▶ **TASK REQUIREMENTS**: Check every line of the entries for "كانت", and copy the lines that hold it.
==== RECORDS FOR THIS TASK ====
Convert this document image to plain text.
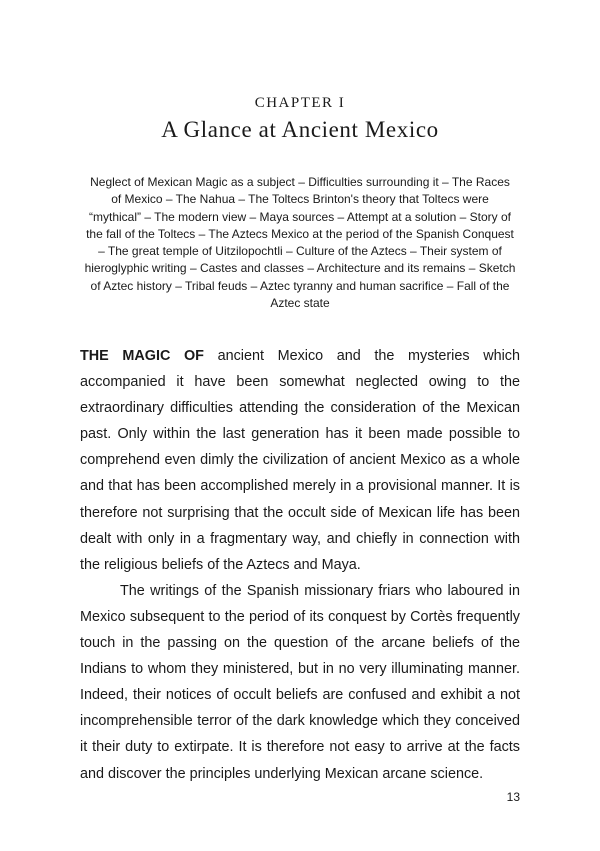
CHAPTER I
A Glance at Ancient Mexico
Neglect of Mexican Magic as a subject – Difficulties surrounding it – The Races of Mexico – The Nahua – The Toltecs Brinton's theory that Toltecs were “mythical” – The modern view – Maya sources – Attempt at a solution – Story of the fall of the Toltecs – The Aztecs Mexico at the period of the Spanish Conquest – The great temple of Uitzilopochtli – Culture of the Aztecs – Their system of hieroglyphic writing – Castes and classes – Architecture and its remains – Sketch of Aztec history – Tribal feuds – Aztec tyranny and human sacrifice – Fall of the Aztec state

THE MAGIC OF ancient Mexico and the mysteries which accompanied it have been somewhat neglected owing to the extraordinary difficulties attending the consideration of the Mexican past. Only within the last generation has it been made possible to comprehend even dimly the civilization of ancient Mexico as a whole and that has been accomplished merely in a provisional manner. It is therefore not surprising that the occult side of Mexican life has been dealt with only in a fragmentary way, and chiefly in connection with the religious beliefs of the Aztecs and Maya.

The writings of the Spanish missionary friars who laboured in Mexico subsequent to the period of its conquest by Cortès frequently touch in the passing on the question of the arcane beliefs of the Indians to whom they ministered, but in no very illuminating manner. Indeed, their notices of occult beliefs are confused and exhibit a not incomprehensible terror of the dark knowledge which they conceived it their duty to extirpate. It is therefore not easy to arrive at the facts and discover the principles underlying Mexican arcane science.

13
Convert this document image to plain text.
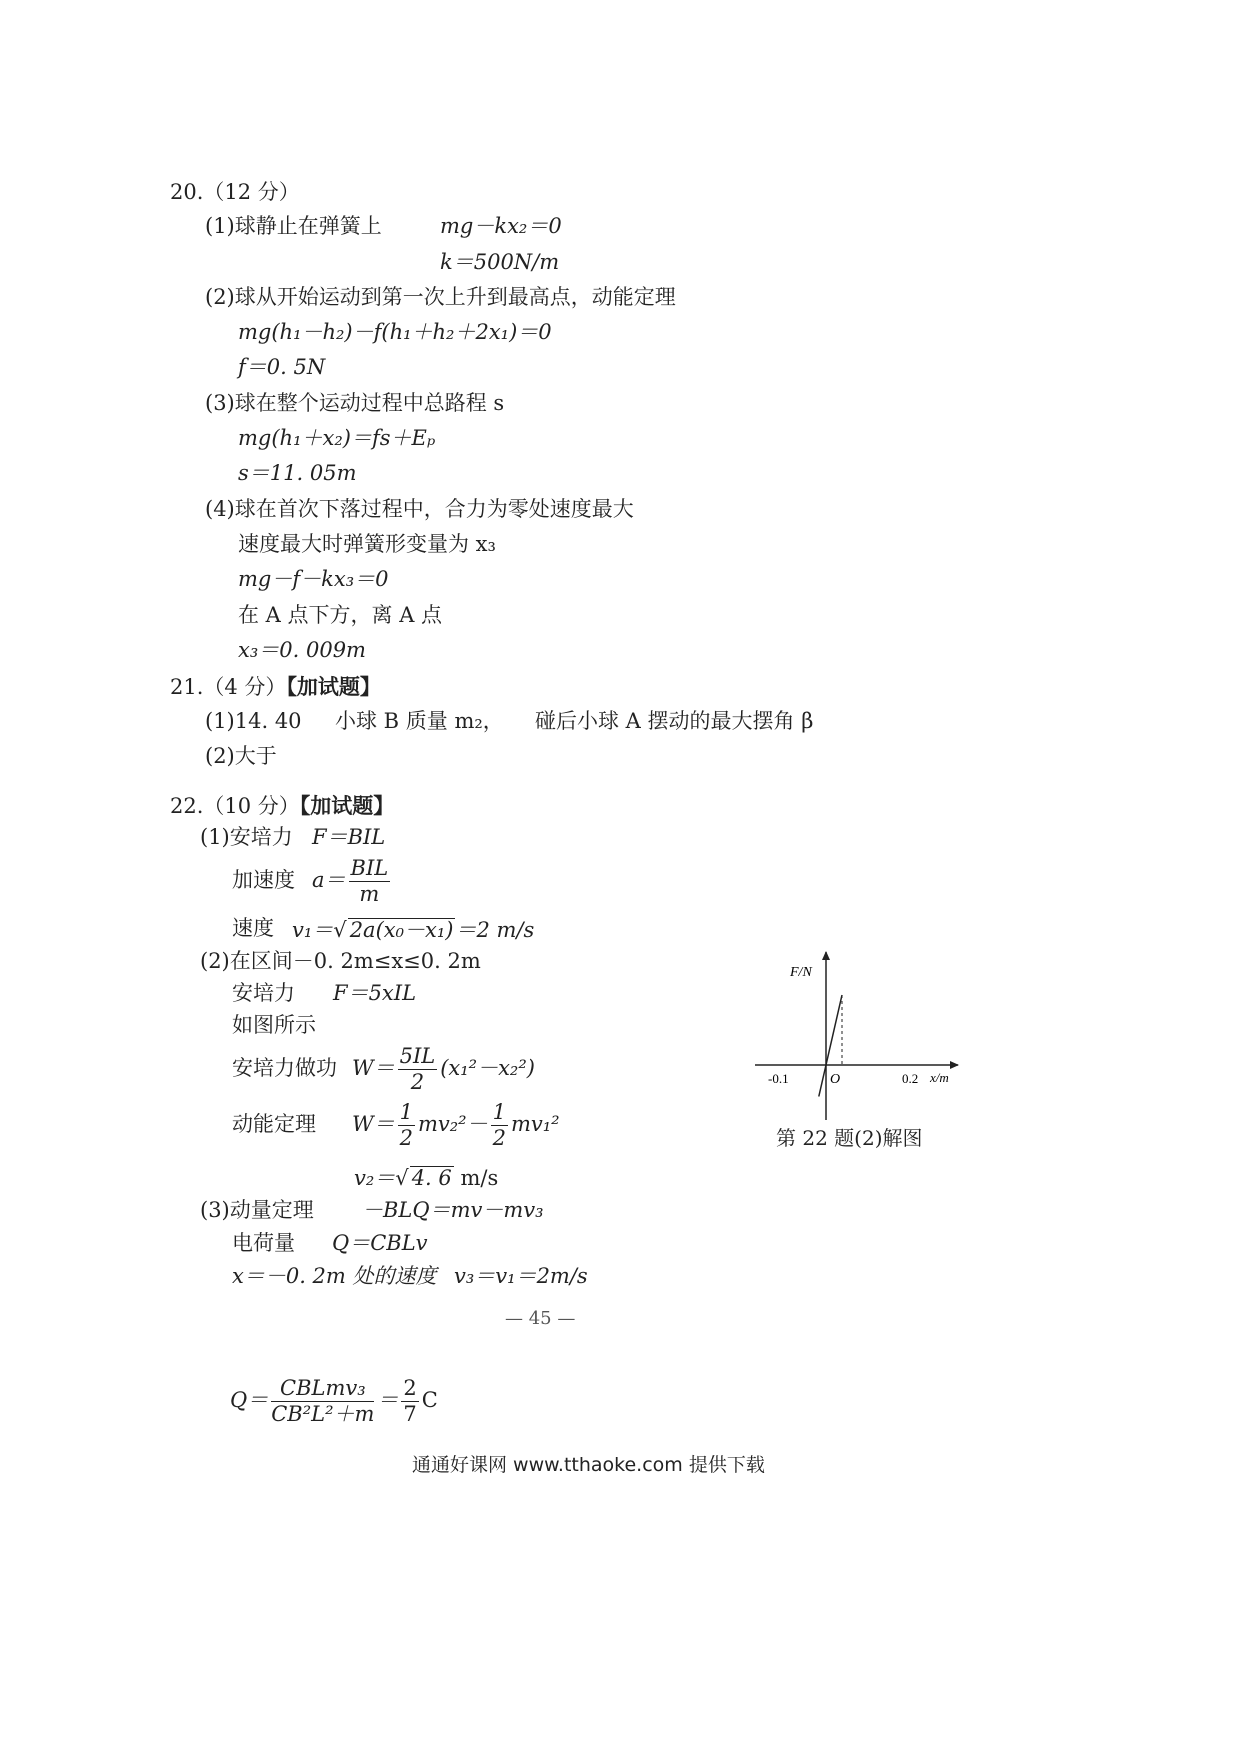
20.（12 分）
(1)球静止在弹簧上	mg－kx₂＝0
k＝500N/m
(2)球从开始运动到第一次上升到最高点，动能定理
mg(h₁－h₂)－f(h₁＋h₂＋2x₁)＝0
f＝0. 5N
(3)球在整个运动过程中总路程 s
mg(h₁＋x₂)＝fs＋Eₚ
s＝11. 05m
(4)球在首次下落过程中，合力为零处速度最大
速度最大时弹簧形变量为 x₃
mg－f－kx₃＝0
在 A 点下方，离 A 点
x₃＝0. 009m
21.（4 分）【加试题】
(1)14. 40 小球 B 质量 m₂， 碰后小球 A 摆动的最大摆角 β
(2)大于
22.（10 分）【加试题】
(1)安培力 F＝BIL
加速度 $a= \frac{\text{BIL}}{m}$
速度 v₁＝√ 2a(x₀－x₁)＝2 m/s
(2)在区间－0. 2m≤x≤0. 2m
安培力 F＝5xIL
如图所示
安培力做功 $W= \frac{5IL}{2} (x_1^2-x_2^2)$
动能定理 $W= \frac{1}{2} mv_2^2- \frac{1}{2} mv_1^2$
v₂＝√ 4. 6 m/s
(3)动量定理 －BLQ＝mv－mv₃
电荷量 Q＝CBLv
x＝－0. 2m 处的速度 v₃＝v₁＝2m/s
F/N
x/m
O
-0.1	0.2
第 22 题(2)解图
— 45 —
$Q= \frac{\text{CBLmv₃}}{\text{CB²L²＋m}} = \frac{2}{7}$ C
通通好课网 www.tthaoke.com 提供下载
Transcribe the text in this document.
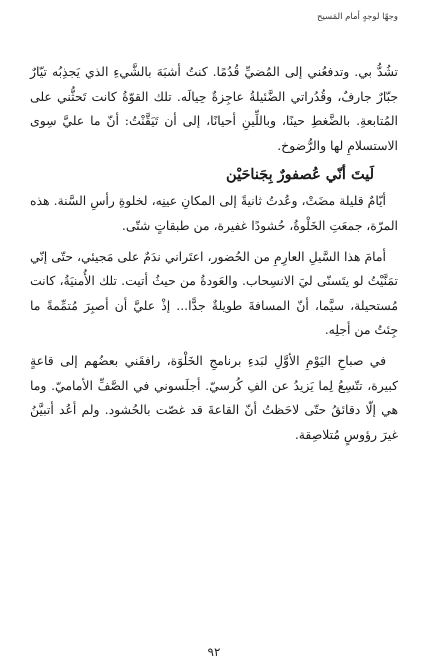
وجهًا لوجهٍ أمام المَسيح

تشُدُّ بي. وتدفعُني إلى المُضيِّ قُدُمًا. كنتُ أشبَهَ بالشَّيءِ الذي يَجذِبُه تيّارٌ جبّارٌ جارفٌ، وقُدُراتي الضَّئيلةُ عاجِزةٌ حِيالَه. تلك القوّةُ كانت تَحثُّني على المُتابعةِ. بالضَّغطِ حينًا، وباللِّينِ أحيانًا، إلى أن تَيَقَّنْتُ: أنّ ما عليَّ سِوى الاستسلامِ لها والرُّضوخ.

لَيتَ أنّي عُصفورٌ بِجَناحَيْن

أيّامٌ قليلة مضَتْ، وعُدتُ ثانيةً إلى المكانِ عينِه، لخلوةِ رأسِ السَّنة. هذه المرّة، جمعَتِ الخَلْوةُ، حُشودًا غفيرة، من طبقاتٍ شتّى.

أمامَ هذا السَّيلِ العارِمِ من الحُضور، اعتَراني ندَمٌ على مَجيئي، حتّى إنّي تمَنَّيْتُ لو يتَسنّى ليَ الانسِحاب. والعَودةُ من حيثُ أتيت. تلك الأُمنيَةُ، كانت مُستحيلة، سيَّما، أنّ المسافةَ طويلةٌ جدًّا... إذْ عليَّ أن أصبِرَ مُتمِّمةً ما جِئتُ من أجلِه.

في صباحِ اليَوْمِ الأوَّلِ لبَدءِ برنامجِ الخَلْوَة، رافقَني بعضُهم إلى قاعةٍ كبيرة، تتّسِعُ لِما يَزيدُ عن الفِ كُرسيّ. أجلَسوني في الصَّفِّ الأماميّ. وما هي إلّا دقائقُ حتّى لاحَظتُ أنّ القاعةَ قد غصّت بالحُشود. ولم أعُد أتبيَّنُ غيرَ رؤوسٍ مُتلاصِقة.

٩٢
====
▶ **RESPONSE TO THE EXERCISE**:
تشُدُّ بي. وتدفعُني إلى المُضيِّ قُدُمًا. كنتُ أشبَهَ بالشَّيءِ الذي يَجذِبُه تيّارٌ جبّارٌ جارفٌ، وقُدُراتي الضَّئيلةُ عاجِزةٌ حِيالَه. تلك القوّةُ كانت تَحثُّني على المُتابعةِ. بالضَّغطِ حينًا، وباللِّينِ أحيانًا، إلى أن تَيَقَّنْتُ: أنّ ما عليَّ سِوى الاستسلامِ لها والرُّضوخ.
أمامَ هذا السَّيلِ العارِمِ من الحُضور، اعتَراني ندَمٌ على مَجيئي، حتّى إنّي تمَنَّيْتُ لو يتَسنّى ليَ الانسِحاب. والعَودةُ من حيثُ أتيت. تلك الأُمنيَةُ، كانت مُستحيلة، سيَّما، أنّ المسافةَ طويلةٌ جدًّا... إذْ عليَّ أن أصبِرَ مُتمِّمةً ما جِئتُ من أجلِه.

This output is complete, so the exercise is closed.